MATERIAL FOR THE TASK –
— start —
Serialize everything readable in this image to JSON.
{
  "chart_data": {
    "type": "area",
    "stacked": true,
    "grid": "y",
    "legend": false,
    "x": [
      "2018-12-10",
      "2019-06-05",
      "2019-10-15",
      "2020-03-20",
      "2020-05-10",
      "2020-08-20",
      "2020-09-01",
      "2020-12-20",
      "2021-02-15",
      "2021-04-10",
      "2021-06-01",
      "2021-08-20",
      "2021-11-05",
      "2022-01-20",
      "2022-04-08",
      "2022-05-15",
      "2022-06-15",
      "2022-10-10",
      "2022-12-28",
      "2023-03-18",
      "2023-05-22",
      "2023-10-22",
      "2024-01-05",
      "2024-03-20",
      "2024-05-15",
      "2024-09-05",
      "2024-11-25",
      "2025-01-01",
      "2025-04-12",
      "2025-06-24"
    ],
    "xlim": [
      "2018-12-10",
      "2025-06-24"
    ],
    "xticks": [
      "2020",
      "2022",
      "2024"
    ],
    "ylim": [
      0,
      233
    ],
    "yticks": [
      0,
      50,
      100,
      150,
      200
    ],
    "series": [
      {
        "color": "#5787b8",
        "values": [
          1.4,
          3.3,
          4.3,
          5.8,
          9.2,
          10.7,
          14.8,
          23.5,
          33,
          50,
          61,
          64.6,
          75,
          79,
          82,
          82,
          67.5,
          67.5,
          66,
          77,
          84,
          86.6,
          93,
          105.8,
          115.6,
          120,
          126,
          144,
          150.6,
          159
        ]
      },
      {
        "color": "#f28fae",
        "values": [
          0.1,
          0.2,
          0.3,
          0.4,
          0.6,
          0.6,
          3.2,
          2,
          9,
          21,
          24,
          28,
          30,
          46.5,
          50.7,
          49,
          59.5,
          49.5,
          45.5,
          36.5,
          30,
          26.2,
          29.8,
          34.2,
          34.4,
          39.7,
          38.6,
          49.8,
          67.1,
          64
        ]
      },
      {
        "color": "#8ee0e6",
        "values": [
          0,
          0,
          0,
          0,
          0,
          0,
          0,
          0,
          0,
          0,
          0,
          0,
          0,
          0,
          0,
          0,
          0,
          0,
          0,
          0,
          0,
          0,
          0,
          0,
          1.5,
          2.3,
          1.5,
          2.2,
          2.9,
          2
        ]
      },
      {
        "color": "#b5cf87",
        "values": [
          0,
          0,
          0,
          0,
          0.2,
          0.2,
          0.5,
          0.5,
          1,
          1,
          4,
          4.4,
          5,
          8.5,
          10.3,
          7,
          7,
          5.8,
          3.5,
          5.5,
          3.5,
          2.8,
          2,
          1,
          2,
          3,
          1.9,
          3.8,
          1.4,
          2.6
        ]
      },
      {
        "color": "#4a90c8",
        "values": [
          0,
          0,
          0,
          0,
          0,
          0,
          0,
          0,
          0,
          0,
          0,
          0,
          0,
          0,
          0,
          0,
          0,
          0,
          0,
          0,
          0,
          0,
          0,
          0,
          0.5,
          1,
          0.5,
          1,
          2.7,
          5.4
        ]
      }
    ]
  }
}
— end —
YOUR OBJECTIVE – Your task is to reproduce the whole listing exactly.

WRITTEN REPLY –
Serialize everything readable in this image to JSON.
{
  "chart_data": {
    "type": "area",
    "stacked": true,
    "grid": "y",
    "legend": false,
    "x": [
      "2018-12-10",
      "2019-06-05",
      "2019-10-15",
      "2020-03-20",
      "2020-05-10",
      "2020-08-20",
      "2020-09-01",
      "2020-12-20",
      "2021-02-15",
      "2021-04-10",
      "2021-06-01",
      "2021-08-20",
      "2021-11-05",
      "2022-01-20",
      "2022-04-08",
      "2022-05-15",
      "2022-06-15",
      "2022-10-10",
      "2022-12-28",
      "2023-03-18",
      "2023-05-22",
      "2023-10-22",
      "2024-01-05",
      "2024-03-20",
      "2024-05-15",
      "2024-09-05",
      "2024-11-25",
      "2025-01-01",
      "2025-04-12",
      "2025-06-24"
    ],
    "xlim": [
      "2018-12-10",
      "2025-06-24"
    ],
    "xticks": [
      "2020",
      "2022",
      "2024"
    ],
    "ylim": [
      0,
      233
    ],
    "yticks": [
      0,
      50,
      100,
      150,
      200
    ],
    "series": [
      {
        "color": "#5787b8",
        "values": [
          1.4,
          3.3,
          4.3,
          5.8,
          9.2,
          10.7,
          14.8,
          23.5,
          33,
          50,
          61,
          64.6,
          75,
          79,
          82,
          82,
          67.5,
          67.5,
          66,
          77,
          84,
          86.6,
          93,
          105.8,
          115.6,
          120,
          126,
          144,
          150.6,
          159
        ]
      },
      {
        "color": "#f28fae",
        "values": [
          0.1,
          0.2,
          0.3,
          0.4,
          0.6,
          0.6,
          3.2,
          2,
          9,
          21,
          24,
          28,
          30,
          46.5,
          50.7,
          49,
          59.5,
          49.5,
          45.5,
          36.5,
          30,
          26.2,
          29.8,
          34.2,
          34.4,
          39.7,
          38.6,
          49.8,
          67.1,
          64
        ]
      },
      {
        "color": "#8ee0e6",
        "values": [
          0,
          0,
          0,
          0,
          0,
          0,
          0,
          0,
          0,
          0,
          0,
          0,
          0,
          0,
          0,
          0,
          0,
          0,
          0,
          0,
          0,
          0,
          0,
          0,
          1.5,
          2.3,
          1.5,
          2.2,
          2.9,
          2
        ]
      },
      {
        "color": "#b5cf87",
        "values": [
          0,
          0,
          0,
          0,
          0.2,
          0.2,
          0.5,
          0.5,
          1,
          1,
          4,
          4.4,
          5,
          8.5,
          10.3,
          7,
          7,
          5.8,
          3.5,
          5.5,
          3.5,
          2.8,
          2,
          1,
          2,
          3,
          1.9,
          3.8,
          1.4,
          2.6
        ]
      },
      {
        "color": "#4a90c8",
        "values": [
          0,
          0,
          0,
          0,
          0,
          0,
          0,
          0,
          0,
          0,
          0,
          0,
          0,
          0,
          0,
          0,
          0,
          0,
          0,
          0,
          0,
          0,
          0,
          0,
          0.5,
          1,
          0.5,
          1,
          2.7,
          5.4
        ]
      }
    ]
  }
}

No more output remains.